▶ _What you need to do_
Below are the records; collect from them each line containing the string "Forecast".

◆ ◆ ◆ ◆ ◆

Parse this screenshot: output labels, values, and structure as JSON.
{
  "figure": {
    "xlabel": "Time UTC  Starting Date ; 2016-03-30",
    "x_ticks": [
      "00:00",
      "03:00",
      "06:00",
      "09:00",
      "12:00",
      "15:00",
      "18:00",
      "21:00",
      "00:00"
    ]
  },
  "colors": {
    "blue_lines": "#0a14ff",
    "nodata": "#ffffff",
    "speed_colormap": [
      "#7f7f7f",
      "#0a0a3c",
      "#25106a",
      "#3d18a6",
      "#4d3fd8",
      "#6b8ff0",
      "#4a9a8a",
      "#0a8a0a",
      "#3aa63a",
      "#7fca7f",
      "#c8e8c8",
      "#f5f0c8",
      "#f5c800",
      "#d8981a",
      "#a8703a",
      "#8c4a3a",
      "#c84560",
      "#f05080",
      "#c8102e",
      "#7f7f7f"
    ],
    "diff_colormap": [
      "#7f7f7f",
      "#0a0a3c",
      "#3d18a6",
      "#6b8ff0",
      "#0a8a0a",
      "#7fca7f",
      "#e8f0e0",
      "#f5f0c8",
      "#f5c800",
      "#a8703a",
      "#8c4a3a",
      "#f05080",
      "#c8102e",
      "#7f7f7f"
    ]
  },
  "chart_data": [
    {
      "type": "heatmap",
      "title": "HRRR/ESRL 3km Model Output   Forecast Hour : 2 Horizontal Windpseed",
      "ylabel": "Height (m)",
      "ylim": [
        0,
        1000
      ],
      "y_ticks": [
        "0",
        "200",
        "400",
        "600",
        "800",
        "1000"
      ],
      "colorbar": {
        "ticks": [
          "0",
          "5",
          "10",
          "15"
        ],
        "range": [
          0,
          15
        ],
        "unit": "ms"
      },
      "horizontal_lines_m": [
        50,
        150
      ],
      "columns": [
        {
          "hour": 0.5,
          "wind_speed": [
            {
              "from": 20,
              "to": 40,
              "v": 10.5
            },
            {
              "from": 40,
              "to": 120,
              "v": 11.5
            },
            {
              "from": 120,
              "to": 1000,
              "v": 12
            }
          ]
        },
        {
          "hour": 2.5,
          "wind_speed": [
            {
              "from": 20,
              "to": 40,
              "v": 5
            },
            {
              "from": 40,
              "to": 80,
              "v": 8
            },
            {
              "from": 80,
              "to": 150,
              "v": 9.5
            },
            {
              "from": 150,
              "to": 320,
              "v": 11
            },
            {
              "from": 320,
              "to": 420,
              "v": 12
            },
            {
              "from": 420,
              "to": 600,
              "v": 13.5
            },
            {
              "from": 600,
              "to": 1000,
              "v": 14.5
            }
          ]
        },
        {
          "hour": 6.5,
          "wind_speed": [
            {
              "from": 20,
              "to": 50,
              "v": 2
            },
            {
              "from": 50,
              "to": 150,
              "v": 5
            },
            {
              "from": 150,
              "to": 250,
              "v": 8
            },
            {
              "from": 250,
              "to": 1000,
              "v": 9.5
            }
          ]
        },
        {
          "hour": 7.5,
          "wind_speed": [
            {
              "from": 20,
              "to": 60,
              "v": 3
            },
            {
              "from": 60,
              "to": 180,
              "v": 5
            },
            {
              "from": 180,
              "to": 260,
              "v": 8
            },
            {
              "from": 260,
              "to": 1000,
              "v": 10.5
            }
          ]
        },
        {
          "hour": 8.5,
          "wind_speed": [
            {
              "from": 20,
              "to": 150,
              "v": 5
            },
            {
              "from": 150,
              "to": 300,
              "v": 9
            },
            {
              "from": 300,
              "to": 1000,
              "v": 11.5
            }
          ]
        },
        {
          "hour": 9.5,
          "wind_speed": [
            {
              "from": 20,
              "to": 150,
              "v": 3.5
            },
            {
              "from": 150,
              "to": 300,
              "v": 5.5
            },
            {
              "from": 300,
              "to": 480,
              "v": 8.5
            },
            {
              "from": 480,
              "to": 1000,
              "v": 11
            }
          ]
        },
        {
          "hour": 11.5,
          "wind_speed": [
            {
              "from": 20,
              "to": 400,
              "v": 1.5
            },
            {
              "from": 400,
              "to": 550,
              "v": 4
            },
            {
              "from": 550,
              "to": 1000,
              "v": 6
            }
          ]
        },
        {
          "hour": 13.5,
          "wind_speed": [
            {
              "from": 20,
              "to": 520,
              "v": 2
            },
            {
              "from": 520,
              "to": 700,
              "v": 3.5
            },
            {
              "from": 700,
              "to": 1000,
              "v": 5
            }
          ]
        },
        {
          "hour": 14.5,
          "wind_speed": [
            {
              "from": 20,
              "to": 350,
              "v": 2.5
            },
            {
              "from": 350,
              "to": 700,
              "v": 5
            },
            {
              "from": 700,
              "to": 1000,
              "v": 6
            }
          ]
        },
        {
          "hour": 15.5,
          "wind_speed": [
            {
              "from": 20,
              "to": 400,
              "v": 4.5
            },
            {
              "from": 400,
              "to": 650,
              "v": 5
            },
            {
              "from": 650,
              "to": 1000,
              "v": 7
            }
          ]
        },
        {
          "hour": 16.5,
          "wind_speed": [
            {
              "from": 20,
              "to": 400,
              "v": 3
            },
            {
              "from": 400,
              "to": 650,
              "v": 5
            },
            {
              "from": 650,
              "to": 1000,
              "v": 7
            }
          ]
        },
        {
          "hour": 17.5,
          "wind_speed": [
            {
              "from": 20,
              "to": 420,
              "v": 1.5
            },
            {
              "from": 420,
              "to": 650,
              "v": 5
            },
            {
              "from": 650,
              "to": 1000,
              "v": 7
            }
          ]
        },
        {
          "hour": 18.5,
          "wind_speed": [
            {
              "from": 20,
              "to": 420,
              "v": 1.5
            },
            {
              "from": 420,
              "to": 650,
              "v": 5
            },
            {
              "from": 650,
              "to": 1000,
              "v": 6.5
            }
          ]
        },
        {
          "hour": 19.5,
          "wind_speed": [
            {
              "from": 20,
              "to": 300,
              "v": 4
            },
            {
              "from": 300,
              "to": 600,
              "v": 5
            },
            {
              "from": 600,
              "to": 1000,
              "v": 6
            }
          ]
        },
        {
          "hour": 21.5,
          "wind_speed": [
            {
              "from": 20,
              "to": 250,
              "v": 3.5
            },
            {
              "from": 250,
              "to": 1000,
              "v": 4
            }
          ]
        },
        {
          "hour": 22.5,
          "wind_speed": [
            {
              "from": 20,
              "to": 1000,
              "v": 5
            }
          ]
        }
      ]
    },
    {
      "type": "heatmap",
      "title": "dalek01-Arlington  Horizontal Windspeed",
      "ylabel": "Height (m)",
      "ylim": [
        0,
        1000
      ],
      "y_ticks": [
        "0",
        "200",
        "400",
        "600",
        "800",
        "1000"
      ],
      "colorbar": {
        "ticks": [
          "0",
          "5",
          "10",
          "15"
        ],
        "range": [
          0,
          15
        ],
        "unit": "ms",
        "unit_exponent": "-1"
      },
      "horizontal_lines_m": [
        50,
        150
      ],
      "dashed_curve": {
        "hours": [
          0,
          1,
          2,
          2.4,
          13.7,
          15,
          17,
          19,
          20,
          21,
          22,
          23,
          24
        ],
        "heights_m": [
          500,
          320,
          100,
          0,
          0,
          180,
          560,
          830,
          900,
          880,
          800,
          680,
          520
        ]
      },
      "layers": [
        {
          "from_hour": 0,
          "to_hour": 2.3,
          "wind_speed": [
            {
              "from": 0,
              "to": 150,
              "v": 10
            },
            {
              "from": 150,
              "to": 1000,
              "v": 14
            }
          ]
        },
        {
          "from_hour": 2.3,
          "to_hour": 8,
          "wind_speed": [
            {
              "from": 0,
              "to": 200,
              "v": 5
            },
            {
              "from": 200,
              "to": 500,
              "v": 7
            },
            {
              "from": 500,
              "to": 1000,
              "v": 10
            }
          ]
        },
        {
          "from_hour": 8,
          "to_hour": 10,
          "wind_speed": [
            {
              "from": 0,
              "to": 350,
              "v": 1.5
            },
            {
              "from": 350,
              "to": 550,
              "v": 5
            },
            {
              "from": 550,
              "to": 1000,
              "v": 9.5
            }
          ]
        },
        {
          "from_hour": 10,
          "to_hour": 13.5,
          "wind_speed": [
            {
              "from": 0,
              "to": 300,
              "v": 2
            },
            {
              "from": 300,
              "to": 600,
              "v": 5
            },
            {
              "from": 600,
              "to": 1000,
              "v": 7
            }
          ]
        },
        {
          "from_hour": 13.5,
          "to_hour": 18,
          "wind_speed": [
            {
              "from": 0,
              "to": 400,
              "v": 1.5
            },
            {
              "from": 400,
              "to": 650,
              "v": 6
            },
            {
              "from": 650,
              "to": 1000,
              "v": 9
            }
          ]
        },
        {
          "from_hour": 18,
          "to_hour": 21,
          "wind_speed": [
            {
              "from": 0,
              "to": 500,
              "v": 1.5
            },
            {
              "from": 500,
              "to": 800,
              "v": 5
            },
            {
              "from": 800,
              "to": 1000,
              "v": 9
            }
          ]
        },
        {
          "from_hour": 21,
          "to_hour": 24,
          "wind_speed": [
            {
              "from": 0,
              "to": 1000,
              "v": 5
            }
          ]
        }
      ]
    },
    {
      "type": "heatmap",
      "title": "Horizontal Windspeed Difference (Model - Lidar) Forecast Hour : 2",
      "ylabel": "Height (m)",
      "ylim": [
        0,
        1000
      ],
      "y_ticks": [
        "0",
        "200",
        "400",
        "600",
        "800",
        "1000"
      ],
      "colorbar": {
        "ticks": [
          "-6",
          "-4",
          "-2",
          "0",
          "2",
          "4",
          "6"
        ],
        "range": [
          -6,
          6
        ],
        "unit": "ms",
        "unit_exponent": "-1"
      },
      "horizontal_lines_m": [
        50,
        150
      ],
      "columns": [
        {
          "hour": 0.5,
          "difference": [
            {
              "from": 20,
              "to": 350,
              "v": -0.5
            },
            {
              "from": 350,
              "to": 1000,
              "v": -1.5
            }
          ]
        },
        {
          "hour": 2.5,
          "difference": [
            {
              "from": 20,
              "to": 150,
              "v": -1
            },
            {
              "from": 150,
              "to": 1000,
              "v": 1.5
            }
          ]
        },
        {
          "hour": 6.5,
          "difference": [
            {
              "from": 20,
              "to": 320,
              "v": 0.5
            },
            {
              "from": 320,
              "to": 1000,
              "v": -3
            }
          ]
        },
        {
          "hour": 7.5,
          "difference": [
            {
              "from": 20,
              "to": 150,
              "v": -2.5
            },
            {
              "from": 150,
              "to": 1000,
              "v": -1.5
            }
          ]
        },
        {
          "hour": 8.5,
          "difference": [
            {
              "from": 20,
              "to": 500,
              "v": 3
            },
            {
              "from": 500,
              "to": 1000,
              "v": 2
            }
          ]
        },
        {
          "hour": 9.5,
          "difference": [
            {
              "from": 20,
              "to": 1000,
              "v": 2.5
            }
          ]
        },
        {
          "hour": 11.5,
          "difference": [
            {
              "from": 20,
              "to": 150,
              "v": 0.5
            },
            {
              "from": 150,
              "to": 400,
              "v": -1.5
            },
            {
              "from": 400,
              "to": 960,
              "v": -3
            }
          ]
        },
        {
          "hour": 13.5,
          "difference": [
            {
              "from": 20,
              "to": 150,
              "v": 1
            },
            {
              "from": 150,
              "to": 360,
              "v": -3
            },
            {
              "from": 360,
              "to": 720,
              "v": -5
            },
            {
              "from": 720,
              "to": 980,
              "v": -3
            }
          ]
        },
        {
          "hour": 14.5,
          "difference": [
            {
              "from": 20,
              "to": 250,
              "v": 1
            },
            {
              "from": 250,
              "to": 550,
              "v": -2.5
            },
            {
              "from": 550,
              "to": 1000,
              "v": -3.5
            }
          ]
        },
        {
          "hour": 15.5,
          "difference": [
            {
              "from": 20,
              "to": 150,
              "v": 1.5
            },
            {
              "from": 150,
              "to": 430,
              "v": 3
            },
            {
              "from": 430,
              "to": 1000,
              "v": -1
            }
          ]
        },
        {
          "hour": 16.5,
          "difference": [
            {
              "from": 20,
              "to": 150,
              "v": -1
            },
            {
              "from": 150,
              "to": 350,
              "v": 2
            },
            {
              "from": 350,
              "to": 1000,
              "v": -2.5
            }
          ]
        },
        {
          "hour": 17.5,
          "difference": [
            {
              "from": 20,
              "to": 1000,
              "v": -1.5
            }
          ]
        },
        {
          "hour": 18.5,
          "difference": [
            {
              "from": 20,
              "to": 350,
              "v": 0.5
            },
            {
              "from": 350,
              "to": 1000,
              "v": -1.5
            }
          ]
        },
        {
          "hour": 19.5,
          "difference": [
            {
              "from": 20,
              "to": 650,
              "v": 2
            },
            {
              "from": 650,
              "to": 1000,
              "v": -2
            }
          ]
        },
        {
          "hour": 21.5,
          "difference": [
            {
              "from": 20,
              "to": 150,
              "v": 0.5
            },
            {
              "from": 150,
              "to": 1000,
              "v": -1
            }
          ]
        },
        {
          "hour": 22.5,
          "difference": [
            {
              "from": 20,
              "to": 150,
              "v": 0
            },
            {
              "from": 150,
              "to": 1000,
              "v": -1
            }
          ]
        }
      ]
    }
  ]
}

◆ ◆ ◆ ◆ ◆

▶ _Reply to the task_
      "title": "HRRR/ESRL 3km Model Output   Forecast Hour : 2 Horizontal Windpseed",
      "title": "Horizontal Windspeed Difference (Model - Lidar) Forecast Hour : 2",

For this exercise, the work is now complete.